__Work to do__
Please return the full listing below without altering anything.

Excerpts from a figure dataset

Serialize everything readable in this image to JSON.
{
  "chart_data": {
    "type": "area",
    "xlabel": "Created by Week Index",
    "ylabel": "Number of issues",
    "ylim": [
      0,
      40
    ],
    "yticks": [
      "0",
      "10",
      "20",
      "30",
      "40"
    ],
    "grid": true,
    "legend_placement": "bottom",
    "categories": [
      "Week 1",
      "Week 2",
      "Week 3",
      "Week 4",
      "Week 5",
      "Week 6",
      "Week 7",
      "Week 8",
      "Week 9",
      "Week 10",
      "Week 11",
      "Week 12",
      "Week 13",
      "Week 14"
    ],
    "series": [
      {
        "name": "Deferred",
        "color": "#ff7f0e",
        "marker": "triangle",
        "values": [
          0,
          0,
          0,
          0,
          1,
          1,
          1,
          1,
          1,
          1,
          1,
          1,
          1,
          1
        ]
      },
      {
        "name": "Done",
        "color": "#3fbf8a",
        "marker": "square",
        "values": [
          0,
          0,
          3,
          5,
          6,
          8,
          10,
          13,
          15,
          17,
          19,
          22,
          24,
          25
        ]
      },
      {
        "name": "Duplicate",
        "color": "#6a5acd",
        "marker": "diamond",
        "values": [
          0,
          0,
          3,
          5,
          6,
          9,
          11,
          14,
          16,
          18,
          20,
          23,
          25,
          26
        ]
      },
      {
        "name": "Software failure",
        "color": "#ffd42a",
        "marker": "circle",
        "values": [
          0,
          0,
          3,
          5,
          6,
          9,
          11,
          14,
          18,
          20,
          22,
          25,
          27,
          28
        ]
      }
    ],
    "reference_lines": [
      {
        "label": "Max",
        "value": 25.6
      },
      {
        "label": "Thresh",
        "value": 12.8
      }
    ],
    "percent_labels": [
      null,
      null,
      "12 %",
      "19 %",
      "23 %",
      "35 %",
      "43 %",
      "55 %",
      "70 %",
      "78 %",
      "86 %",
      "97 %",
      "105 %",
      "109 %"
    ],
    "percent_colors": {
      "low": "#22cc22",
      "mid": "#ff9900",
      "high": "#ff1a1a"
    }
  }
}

__Task response__
Serialize everything readable in this image to JSON.
{
  "chart_data": {
    "type": "area",
    "xlabel": "Created by Week Index",
    "ylabel": "Number of issues",
    "ylim": [
      0,
      40
    ],
    "yticks": [
      "0",
      "10",
      "20",
      "30",
      "40"
    ],
    "grid": true,
    "legend_placement": "bottom",
    "categories": [
      "Week 1",
      "Week 2",
      "Week 3",
      "Week 4",
      "Week 5",
      "Week 6",
      "Week 7",
      "Week 8",
      "Week 9",
      "Week 10",
      "Week 11",
      "Week 12",
      "Week 13",
      "Week 14"
    ],
    "series": [
      {
        "name": "Deferred",
        "color": "#ff7f0e",
        "marker": "triangle",
        "values": [
          0,
          0,
          0,
          0,
          1,
          1,
          1,
          1,
          1,
          1,
          1,
          1,
          1,
          1
        ]
      },
      {
        "name": "Done",
        "color": "#3fbf8a",
        "marker": "square",
        "values": [
          0,
          0,
          3,
          5,
          6,
          8,
          10,
          13,
          15,
          17,
          19,
          22,
          24,
          25
        ]
      },
      {
        "name": "Duplicate",
        "color": "#6a5acd",
        "marker": "diamond",
        "values": [
          0,
          0,
          3,
          5,
          6,
          9,
          11,
          14,
          16,
          18,
          20,
          23,
          25,
          26
        ]
      },
      {
        "name": "Software failure",
        "color": "#ffd42a",
        "marker": "circle",
        "values": [
          0,
          0,
          3,
          5,
          6,
          9,
          11,
          14,
          18,
          20,
          22,
          25,
          27,
          28
        ]
      }
    ],
    "reference_lines": [
      {
        "label": "Max",
        "value": 25.6
      },
      {
        "label": "Thresh",
        "value": 12.8
      }
    ],
    "percent_labels": [
      null,
      null,
      "12 %",
      "19 %",
      "23 %",
      "35 %",
      "43 %",
      "55 %",
      "70 %",
      "78 %",
      "86 %",
      "97 %",
      "105 %",
      "109 %"
    ],
    "percent_colors": {
      "low": "#22cc22",
      "mid": "#ff9900",
      "high": "#ff1a1a"
    }
  }
}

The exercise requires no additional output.